* TASK GOAL:
Reproduce the data that follows in its entirety, character for character.
┄┄┄┄┄┄┄┄┄┄
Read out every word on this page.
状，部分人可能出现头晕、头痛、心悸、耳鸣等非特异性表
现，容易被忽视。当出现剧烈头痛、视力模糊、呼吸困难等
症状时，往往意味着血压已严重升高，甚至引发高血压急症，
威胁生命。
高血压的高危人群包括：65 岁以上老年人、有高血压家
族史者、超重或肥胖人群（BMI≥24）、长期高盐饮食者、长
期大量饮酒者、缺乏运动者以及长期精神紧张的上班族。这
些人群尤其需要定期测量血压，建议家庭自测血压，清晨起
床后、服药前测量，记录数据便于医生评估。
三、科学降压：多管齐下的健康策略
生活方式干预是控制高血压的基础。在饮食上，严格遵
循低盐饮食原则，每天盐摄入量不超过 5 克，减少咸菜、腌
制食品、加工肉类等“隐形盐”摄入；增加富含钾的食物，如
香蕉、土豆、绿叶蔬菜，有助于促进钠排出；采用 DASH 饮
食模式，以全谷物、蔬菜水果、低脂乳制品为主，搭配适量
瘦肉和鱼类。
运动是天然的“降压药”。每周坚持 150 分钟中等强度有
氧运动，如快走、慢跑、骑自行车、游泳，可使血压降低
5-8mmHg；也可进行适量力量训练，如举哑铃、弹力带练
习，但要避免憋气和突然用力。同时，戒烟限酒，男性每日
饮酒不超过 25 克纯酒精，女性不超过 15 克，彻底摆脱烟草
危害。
┄┄┄┄┄┄┄┄┄┄
* FINAL RESULT:
Read out every word on this page.
状，部分人可能出现头晕、头痛、心悸、耳鸣等非特异性表
现，容易被忽视。当出现剧烈头痛、视力模糊、呼吸困难等
症状时，往往意味着血压已严重升高，甚至引发高血压急症，
威胁生命。
高血压的高危人群包括：65 岁以上老年人、有高血压家
族史者、超重或肥胖人群（BMI≥24）、长期高盐饮食者、长
期大量饮酒者、缺乏运动者以及长期精神紧张的上班族。这
些人群尤其需要定期测量血压，建议家庭自测血压，清晨起
床后、服药前测量，记录数据便于医生评估。
三、科学降压：多管齐下的健康策略
生活方式干预是控制高血压的基础。在饮食上，严格遵
循低盐饮食原则，每天盐摄入量不超过 5 克，减少咸菜、腌
制食品、加工肉类等“隐形盐”摄入；增加富含钾的食物，如
香蕉、土豆、绿叶蔬菜，有助于促进钠排出；采用 DASH 饮
食模式，以全谷物、蔬菜水果、低脂乳制品为主，搭配适量
瘦肉和鱼类。
运动是天然的“降压药”。每周坚持 150 分钟中等强度有
氧运动，如快走、慢跑、骑自行车、游泳，可使血压降低
5-8mmHg；也可进行适量力量训练，如举哑铃、弹力带练
习，但要避免憋气和突然用力。同时，戒烟限酒，男性每日
饮酒不超过 25 克纯酒精，女性不超过 15 克，彻底摆脱烟草
危害。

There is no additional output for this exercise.